* **Stored records**

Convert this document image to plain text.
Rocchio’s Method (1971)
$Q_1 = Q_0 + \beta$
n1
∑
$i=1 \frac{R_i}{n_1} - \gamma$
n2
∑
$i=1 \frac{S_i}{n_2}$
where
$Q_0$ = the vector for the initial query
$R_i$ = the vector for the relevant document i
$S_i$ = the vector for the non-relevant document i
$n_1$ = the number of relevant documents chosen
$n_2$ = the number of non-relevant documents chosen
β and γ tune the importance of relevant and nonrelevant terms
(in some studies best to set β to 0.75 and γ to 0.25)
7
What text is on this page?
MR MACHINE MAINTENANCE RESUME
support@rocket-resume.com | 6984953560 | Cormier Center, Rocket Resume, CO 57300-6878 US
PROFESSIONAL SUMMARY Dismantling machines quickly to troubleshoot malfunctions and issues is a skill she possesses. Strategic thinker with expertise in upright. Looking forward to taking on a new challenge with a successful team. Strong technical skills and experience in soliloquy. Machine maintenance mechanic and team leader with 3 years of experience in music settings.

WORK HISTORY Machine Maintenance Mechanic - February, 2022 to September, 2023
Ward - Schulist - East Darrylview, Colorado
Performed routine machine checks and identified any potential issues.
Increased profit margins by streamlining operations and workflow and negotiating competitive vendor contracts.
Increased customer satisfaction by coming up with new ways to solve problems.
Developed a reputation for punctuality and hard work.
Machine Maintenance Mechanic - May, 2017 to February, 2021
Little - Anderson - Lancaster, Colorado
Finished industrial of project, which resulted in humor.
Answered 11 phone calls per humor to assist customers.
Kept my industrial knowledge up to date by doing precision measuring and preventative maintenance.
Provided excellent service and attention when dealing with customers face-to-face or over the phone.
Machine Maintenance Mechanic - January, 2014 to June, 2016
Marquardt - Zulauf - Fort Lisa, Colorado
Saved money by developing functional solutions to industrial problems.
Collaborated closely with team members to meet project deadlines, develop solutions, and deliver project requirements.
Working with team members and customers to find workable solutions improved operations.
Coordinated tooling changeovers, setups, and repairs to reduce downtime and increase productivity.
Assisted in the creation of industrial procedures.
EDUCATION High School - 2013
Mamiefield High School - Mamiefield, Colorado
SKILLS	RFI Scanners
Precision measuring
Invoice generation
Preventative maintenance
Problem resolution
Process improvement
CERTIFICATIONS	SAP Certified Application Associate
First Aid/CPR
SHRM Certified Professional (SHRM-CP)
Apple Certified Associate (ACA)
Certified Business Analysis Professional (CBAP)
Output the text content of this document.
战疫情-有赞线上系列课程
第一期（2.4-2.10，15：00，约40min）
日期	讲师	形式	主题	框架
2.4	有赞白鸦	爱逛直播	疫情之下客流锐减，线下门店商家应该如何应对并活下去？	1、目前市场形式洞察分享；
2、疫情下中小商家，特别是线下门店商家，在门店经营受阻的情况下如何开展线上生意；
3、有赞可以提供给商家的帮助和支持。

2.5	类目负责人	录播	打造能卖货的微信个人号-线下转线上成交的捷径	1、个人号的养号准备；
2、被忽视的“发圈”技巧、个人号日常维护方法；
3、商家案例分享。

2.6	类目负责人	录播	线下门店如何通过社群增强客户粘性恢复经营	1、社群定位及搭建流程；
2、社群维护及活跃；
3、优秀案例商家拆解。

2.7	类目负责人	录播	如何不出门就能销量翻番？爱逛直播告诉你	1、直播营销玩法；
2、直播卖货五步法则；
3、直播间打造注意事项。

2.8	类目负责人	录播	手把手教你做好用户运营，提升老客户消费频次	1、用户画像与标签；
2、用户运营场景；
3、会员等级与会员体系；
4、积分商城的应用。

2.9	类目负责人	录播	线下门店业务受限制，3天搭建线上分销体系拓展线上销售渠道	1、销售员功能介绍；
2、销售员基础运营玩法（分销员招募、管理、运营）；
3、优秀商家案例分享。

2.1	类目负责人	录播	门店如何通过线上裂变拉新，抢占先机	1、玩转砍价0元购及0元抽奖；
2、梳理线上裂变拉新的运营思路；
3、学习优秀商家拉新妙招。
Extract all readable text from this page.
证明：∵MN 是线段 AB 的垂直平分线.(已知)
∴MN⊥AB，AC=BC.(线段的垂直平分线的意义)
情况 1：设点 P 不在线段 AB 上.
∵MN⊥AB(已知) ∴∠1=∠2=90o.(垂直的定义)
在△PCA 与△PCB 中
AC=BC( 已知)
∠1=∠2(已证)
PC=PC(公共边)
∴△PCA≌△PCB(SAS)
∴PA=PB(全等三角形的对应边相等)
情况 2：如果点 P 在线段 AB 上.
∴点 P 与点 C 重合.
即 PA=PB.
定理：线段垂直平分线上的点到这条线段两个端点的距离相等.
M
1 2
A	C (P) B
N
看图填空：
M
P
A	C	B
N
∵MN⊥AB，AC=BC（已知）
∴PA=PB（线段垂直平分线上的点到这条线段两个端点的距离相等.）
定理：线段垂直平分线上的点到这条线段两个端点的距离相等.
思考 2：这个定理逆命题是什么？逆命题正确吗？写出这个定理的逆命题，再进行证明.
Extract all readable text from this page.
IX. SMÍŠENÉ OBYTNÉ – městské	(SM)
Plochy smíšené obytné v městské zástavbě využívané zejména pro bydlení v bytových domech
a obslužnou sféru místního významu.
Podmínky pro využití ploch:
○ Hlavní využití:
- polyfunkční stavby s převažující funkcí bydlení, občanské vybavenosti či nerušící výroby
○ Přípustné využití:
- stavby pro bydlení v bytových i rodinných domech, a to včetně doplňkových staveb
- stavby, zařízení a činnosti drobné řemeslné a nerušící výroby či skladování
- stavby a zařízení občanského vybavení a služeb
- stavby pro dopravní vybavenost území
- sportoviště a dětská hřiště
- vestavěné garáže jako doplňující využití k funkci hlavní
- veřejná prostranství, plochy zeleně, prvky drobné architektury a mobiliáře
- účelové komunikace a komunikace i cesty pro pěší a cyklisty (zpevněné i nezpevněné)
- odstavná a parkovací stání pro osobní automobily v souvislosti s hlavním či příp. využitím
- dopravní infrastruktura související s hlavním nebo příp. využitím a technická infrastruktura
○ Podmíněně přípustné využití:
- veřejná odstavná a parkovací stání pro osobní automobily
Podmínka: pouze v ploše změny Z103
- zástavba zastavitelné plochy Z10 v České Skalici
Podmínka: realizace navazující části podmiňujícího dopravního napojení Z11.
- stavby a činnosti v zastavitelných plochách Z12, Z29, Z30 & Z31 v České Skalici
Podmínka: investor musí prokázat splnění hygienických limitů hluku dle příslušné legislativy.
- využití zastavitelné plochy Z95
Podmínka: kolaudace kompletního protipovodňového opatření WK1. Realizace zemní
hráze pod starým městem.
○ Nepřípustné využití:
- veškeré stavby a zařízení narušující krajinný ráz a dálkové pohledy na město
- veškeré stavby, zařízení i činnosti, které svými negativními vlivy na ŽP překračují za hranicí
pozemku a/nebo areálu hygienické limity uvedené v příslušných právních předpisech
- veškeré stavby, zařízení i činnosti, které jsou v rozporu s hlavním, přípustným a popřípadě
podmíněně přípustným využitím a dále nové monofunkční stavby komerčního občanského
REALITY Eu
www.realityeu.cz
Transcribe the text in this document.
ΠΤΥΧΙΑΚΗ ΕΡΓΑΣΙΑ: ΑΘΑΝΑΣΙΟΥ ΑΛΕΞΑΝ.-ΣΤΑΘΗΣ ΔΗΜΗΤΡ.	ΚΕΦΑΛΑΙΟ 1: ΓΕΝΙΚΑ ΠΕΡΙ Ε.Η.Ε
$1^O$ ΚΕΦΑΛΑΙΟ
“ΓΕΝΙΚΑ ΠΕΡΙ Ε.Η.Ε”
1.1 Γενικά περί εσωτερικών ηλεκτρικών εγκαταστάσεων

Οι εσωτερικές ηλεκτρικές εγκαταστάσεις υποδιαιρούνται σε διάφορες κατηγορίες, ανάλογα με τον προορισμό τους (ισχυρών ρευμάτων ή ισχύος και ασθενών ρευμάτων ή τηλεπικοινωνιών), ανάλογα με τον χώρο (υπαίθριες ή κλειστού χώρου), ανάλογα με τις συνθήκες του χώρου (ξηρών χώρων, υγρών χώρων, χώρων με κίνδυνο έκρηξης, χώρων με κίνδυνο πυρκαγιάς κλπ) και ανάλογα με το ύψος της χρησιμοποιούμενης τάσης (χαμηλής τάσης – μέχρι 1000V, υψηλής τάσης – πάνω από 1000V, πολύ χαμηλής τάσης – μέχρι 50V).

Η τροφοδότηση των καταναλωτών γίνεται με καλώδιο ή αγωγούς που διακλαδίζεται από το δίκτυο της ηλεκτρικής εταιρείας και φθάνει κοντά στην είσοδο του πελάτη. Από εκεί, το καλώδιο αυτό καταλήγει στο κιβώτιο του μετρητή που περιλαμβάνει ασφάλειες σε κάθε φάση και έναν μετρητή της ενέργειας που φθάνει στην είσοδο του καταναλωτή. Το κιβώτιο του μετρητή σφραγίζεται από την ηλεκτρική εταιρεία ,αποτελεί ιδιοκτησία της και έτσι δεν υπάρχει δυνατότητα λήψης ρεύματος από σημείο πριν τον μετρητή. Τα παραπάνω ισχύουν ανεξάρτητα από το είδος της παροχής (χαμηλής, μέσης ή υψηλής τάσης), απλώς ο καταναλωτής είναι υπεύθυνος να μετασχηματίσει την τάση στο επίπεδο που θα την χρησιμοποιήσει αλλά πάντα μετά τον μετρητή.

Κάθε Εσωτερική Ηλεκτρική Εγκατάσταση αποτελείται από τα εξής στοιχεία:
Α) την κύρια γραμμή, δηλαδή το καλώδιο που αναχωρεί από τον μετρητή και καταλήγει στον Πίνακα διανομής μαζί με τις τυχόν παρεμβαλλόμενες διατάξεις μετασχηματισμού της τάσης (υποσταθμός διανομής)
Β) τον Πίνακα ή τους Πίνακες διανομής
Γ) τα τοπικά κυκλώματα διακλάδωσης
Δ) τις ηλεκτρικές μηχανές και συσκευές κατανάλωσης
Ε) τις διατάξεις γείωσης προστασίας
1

* **WORK TO BE COMPLETED**
Gather each line that holds "measuring".

* **TASK RESPONSE**
Kept my industrial knowledge up to date by doing precision measuring and preventative maintenance.
Precision measuring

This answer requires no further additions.